DATASET:
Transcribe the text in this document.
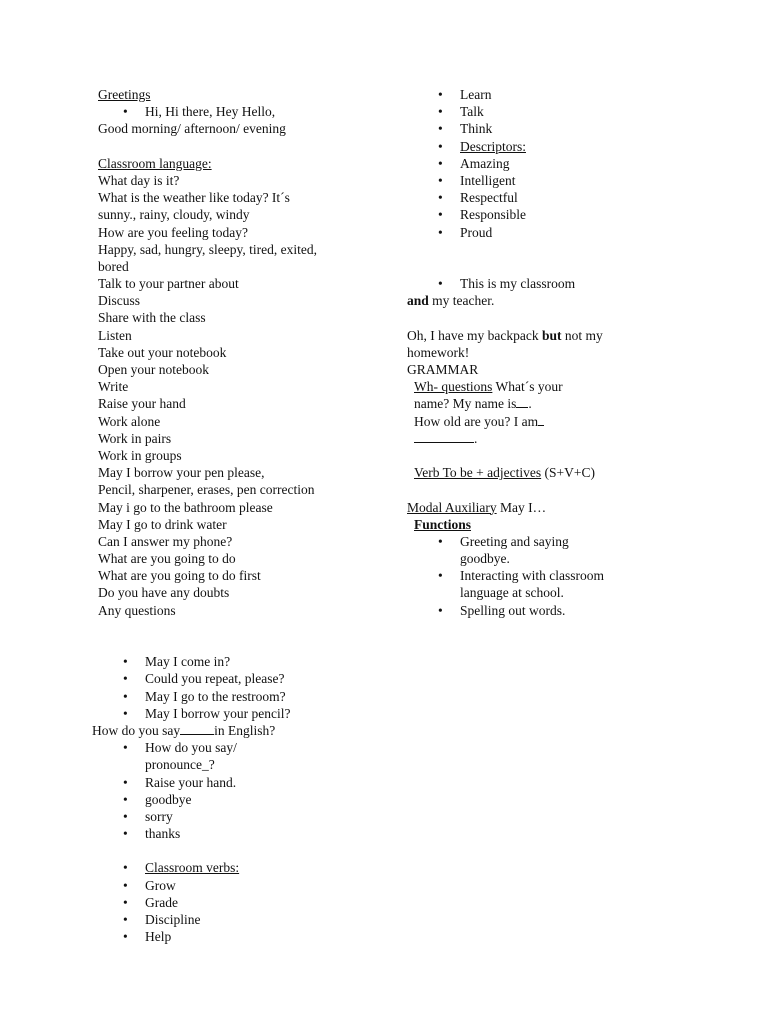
Greetings
• Hi, Hi there, Hey Hello,
Good morning/ afternoon/ evening
Classroom language:
What day is it?
What is the weather like today? It´s
sunny., rainy, cloudy, windy
How are you feeling today?
Happy, sad, hungry, sleepy, tired, exited,
bored
Talk to your partner about
Discuss
Share with the class
Listen
Take out your notebook
Open your notebook
Write
Raise your hand
Work alone
Work in pairs
Work in groups
May I borrow your pen please,
Pencil, sharpener, erases, pen correction
May i go to the bathroom please
May I go to drink water
Can I answer my phone?
What are you going to do
What are you going to do first
Do you have any doubts
Any questions
• May I come in?
• Could you repeat, please?
• May I go to the restroom?
• May I borrow your pencil?
How do you say	in English?
• How do you say/
pronounce_?
• Raise your hand.
• goodbye
• sorry
• thanks
• Classroom verbs:
• Grow
• Grade
• Discipline
• Help
• Learn
• Talk
• Think
• Descriptors:
• Amazing
• Intelligent
• Respectful
• Responsible
• Proud
• This is my classroom
and my teacher.
Oh, I have my backpack but not my
homework!
GRAMMAR
Wh- questions What´s your
name? My name is .
How old are you? I am
.
Verb To be + adjectives (S+V+C)
Modal Auxiliary May I…
Functions
• Greeting and saying
goodbye.
• Interacting with classroom
language at school.
• Spelling out words.
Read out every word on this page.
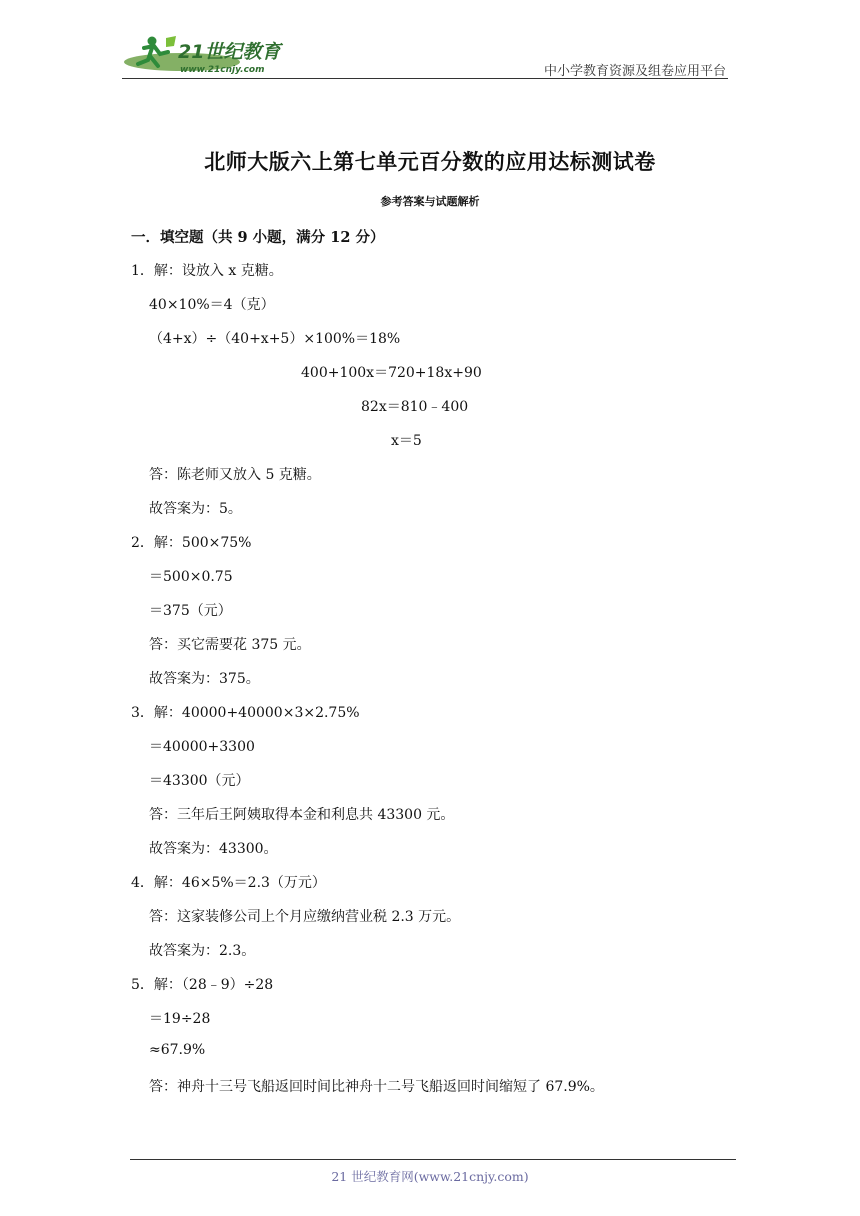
21世纪教育
www.21cnjy.com	中小学教育资源及组卷应用平台
北师大版六上第七单元百分数的应用达标测试卷
参考答案与试题解析
一．填空题（共 9 小题，满分 12 分）
1．解：设放入 x 克糖。
40×10%＝4（克）
（4+x）÷（40+x+5）×100%＝18%
400+100x＝720+18x+90
82x＝810﹣400
x＝5
答：陈老师又放入 5 克糖。
故答案为：5。
2．解：500×75%
＝500×0.75
＝375（元）
答：买它需要花 375 元。
故答案为：375。
3．解：40000+40000×3×2.75%
＝40000+3300
＝43300（元）
答：三年后王阿姨取得本金和利息共 43300 元。
故答案为：43300。
4．解：46×5%＝2.3（万元）
答：这家装修公司上个月应缴纳营业税 2.3 万元。
故答案为：2.3。
5．解：（28﹣9）÷28
＝19÷28
≈67.9%
答：神舟十三号飞船返回时间比神舟十二号飞船返回时间缩短了 67.9%。
21 世纪教育网(www.21cnjy.com)
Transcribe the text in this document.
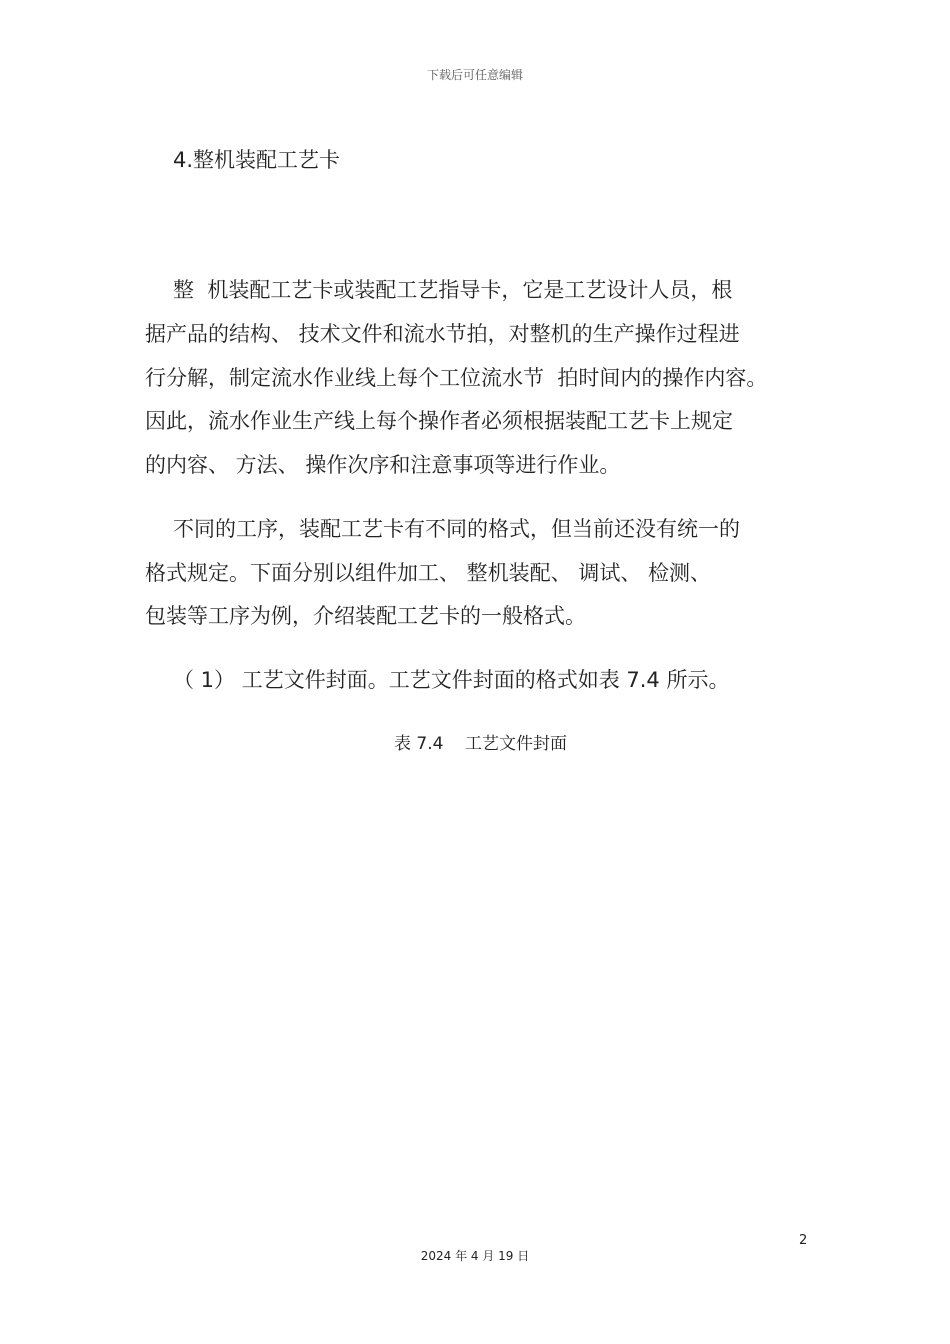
下载后可任意编辑
4.整机装配工艺卡
整  机装配工艺卡或装配工艺指导卡，它是工艺设计人员，根
据产品的结构、 技术文件和流水节拍，对整机的生产操作过程进
行分解，制定流水作业线上每个工位流水节  拍时间内的操作内容。
因此，流水作业生产线上每个操作者必须根据装配工艺卡上规定
的内容、 方法、 操作次序和注意事项等进行作业。
不同的工序，装配工艺卡有不同的格式，但当前还没有统一的
格式规定。下面分别以组件加工、 整机装配、 调试、 检测、
包装等工序为例，介绍装配工艺卡的一般格式。
（ 1） 工艺文件封面。工艺文件封面的格式如表 7.4 所示。
表 7.4    工艺文件封面
2
2024 年 4 月 19 日
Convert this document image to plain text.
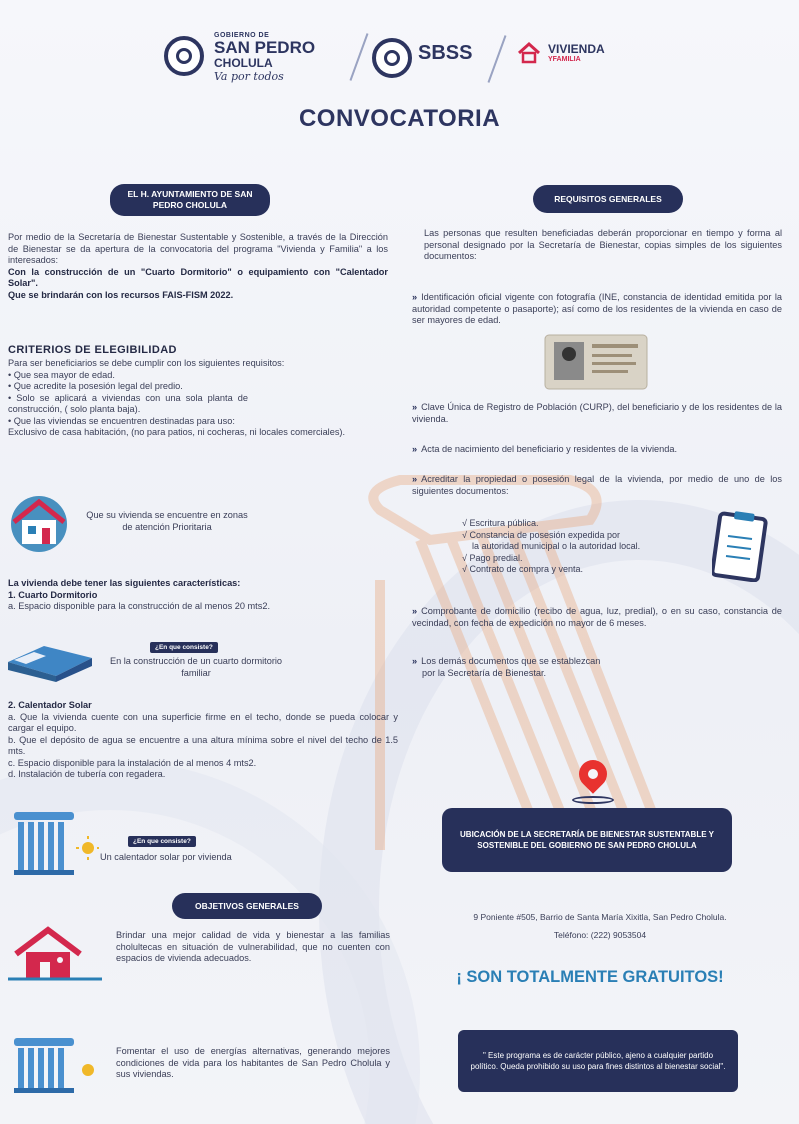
GOBIERNO DE
SAN PEDRO
CHOLULA
Va por todos
SBSS	VIVIENDA
YFAMILIA
CONVOCATORIA
EL H. AYUNTAMIENTO DE SAN PEDRO CHOLULA
Por medio de la Secretaría de Bienestar Sustentable y Sostenible, a través de la Dirección de Bienestar se da apertura de la convocatoria del programa "Vivienda y Familia" a los interesados:
Con la construcción de un "Cuarto Dormitorio" o equipamiento con "Calentador Solar".
Que se brindarán con los recursos FAIS-FISM 2022.
CRITERIOS DE ELEGIBILIDAD
Para ser beneficiarios se debe cumplir con los siguientes requisitos:
• Que sea mayor de edad.
• Que acredite la posesión legal del predio.
• Solo se aplicará a viviendas con una sola planta de construcción, ( solo planta baja).
• Que las viviendas se encuentren destinadas para uso:
Exclusivo de casa habitación, (no para patios, ni cocheras, ni locales comerciales).
Que su vivienda se encuentre en zonas de atención Prioritaria
La vivienda debe tener las siguientes características:
1. Cuarto Dormitorio
a. Espacio disponible para la construcción de al menos 20 mts2.
¿En que consiste?
En la construcción de un cuarto dormitorio familiar
2. Calentador Solar
a. Que la vivienda cuente con una superficie firme en el techo, donde se pueda colocar y cargar el equipo.
b. Que el depósito de agua se encuentre a una altura mínima sobre el nivel del techo de 1.5 mts.
c. Espacio disponible para la instalación de al menos 4 mts2.
d. Instalación de tubería con regadera.
¿En que consiste?
Un calentador solar por vivienda
OBJETIVOS GENERALES
Brindar una mejor calidad de vida y bienestar a las familias cholultecas en situación de vulnerabilidad, que no cuenten con espacios de vivienda adecuados.
Fomentar el uso de energías alternativas, generando mejores condiciones de vida para los habitantes de San Pedro Cholula y sus viviendas.
REQUISITOS GENERALES
Las personas que resulten beneficiadas deberán proporcionar en tiempo y forma al personal designado por la Secretaría de Bienestar, copias simples de los siguientes documentos:
» Identificación oficial vigente con fotografía (INE, constancia de identidad emitida por la autoridad competente o pasaporte); así como de los residentes de la vivienda en caso de ser mayores de edad.
» Clave Única de Registro de Población (CURP), del beneficiario y de los residentes de la vivienda.
» Acta de nacimiento del beneficiario y residentes de la vivienda.
» Acreditar la propiedad o posesión legal de la vivienda, por medio de uno de los siguientes documentos:
√ Escritura pública.
√ Constancia de posesión expedida por
la autoridad municipal o la autoridad local.
√ Pago predial.
√ Contrato de compra y venta.
» Comprobante de domicilio (recibo de agua, luz, predial), o en su caso, constancia de vecindad, con fecha de expedición no mayor de 6 meses.
» Los demás documentos que se establezcan
por la Secretaría de Bienestar.
UBICACIÓN DE LA SECRETARÍA DE BIENESTAR SUSTENTABLE Y SOSTENIBLE DEL GOBIERNO DE SAN PEDRO CHOLULA
9 Poniente #505, Barrio de Santa María Xixitla, San Pedro Cholula.
Teléfono: (222) 9053504
¡ SON TOTALMENTE GRATUITOS!
" Este programa es de carácter público, ajeno a cualquier partido político. Queda prohibido su uso para fines distintos al bienestar social".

YOUR INSTRUCTIONS: Copy the material exactly. Do not include the pictures.

RESULT OF THIS TASK:
Transcribe the text in this document.
Greetings
• Hi, Hi there, Hey Hello,
Good morning/ afternoon/ evening
Classroom language:
What day is it?
What is the weather like today? It´s
sunny., rainy, cloudy, windy
How are you feeling today?
Happy, sad, hungry, sleepy, tired, exited,
bored
Talk to your partner about
Discuss
Share with the class
Listen
Take out your notebook
Open your notebook
Write
Raise your hand
Work alone
Work in pairs
Work in groups
May I borrow your pen please,
Pencil, sharpener, erases, pen correction
May i go to the bathroom please
May I go to drink water
Can I answer my phone?
What are you going to do
What are you going to do first
Do you have any doubts
Any questions
• May I come in?
• Could you repeat, please?
• May I go to the restroom?
• May I borrow your pencil?
How do you say	in English?
• How do you say/
pronounce_?
• Raise your hand.
• goodbye
• sorry
• thanks
• Classroom verbs:
• Grow
• Grade
• Discipline
• Help
• Learn
• Talk
• Think
• Descriptors:
• Amazing
• Intelligent
• Respectful
• Responsible
• Proud
• This is my classroom
and my teacher.
Oh, I have my backpack but not my
homework!
GRAMMAR
Wh- questions What´s your
name? My name is .
How old are you? I am
.
Verb To be + adjectives (S+V+C)
Modal Auxiliary May I…
Functions
• Greeting and saying
goodbye.
• Interacting with classroom
language at school.
• Spelling out words.
Read out every word on this page.
21世纪教育
www.21cnjy.com	中小学教育资源及组卷应用平台
北师大版六上第七单元百分数的应用达标测试卷
参考答案与试题解析
一．填空题（共 9 小题，满分 12 分）
1．解：设放入 x 克糖。
40×10%＝4（克）
（4+x）÷（40+x+5）×100%＝18%
400+100x＝720+18x+90
82x＝810﹣400
x＝5
答：陈老师又放入 5 克糖。
故答案为：5。
2．解：500×75%
＝500×0.75
＝375（元）
答：买它需要花 375 元。
故答案为：375。
3．解：40000+40000×3×2.75%
＝40000+3300
＝43300（元）
答：三年后王阿姨取得本金和利息共 43300 元。
故答案为：43300。
4．解：46×5%＝2.3（万元）
答：这家装修公司上个月应缴纳营业税 2.3 万元。
故答案为：2.3。
5．解：（28﹣9）÷28
＝19÷28
≈67.9%
答：神舟十三号飞船返回时间比神舟十二号飞船返回时间缩短了 67.9%。
21 世纪教育网(www.21cnjy.com)
Transcribe the text in this document.
下载后可任意编辑
4.整机装配工艺卡
整  机装配工艺卡或装配工艺指导卡，它是工艺设计人员，根
据产品的结构、 技术文件和流水节拍，对整机的生产操作过程进
行分解，制定流水作业线上每个工位流水节  拍时间内的操作内容。
因此，流水作业生产线上每个操作者必须根据装配工艺卡上规定
的内容、 方法、 操作次序和注意事项等进行作业。
不同的工序，装配工艺卡有不同的格式，但当前还没有统一的
格式规定。下面分别以组件加工、 整机装配、 调试、 检测、
包装等工序为例，介绍装配工艺卡的一般格式。
（ 1） 工艺文件封面。工艺文件封面的格式如表 7.4 所示。
表 7.4    工艺文件封面
2
2024 年 4 月 19 日
Convert this document image to plain text.
GOBIERNO DE
SAN PEDRO
CHOLULA
Va por todos
SBSS	VIVIENDA
YFAMILIA
CONVOCATORIA
EL H. AYUNTAMIENTO DE SAN PEDRO CHOLULA
Por medio de la Secretaría de Bienestar Sustentable y Sostenible, a través de la Dirección de Bienestar se da apertura de la convocatoria del programa "Vivienda y Familia" a los interesados:
Con la construcción de un "Cuarto Dormitorio" o equipamiento con "Calentador Solar".
Que se brindarán con los recursos FAIS-FISM 2022.
CRITERIOS DE ELEGIBILIDAD
Para ser beneficiarios se debe cumplir con los siguientes requisitos:
• Que sea mayor de edad.
• Que acredite la posesión legal del predio.
• Solo se aplicará a viviendas con una sola planta de construcción, ( solo planta baja).
• Que las viviendas se encuentren destinadas para uso:
Exclusivo de casa habitación, (no para patios, ni cocheras, ni locales comerciales).
Que su vivienda se encuentre en zonas de atención Prioritaria
La vivienda debe tener las siguientes características:
1. Cuarto Dormitorio
a. Espacio disponible para la construcción de al menos 20 mts2.
¿En que consiste?
En la construcción de un cuarto dormitorio familiar
2. Calentador Solar
a. Que la vivienda cuente con una superficie firme en el techo, donde se pueda colocar y cargar el equipo.
b. Que el depósito de agua se encuentre a una altura mínima sobre el nivel del techo de 1.5 mts.
c. Espacio disponible para la instalación de al menos 4 mts2.
d. Instalación de tubería con regadera.
¿En que consiste?
Un calentador solar por vivienda
OBJETIVOS GENERALES
Brindar una mejor calidad de vida y bienestar a las familias cholultecas en situación de vulnerabilidad, que no cuenten con espacios de vivienda adecuados.
Fomentar el uso de energías alternativas, generando mejores condiciones de vida para los habitantes de San Pedro Cholula y sus viviendas.
REQUISITOS GENERALES
Las personas que resulten beneficiadas deberán proporcionar en tiempo y forma al personal designado por la Secretaría de Bienestar, copias simples de los siguientes documentos:
» Identificación oficial vigente con fotografía (INE, constancia de identidad emitida por la autoridad competente o pasaporte); así como de los residentes de la vivienda en caso de ser mayores de edad.
» Clave Única de Registro de Población (CURP), del beneficiario y de los residentes de la vivienda.
» Acta de nacimiento del beneficiario y residentes de la vivienda.
» Acreditar la propiedad o posesión legal de la vivienda, por medio de uno de los siguientes documentos:
√ Escritura pública.
√ Constancia de posesión expedida por
la autoridad municipal o la autoridad local.
√ Pago predial.
√ Contrato de compra y venta.
» Comprobante de domicilio (recibo de agua, luz, predial), o en su caso, constancia de vecindad, con fecha de expedición no mayor de 6 meses.
» Los demás documentos que se establezcan
por la Secretaría de Bienestar.
UBICACIÓN DE LA SECRETARÍA DE BIENESTAR SUSTENTABLE Y SOSTENIBLE DEL GOBIERNO DE SAN PEDRO CHOLULA
9 Poniente #505, Barrio de Santa María Xixitla, San Pedro Cholula.
Teléfono: (222) 9053504
¡ SON TOTALMENTE GRATUITOS!
" Este programa es de carácter público, ajeno a cualquier partido político. Queda prohibido su uso para fines distintos al bienestar social".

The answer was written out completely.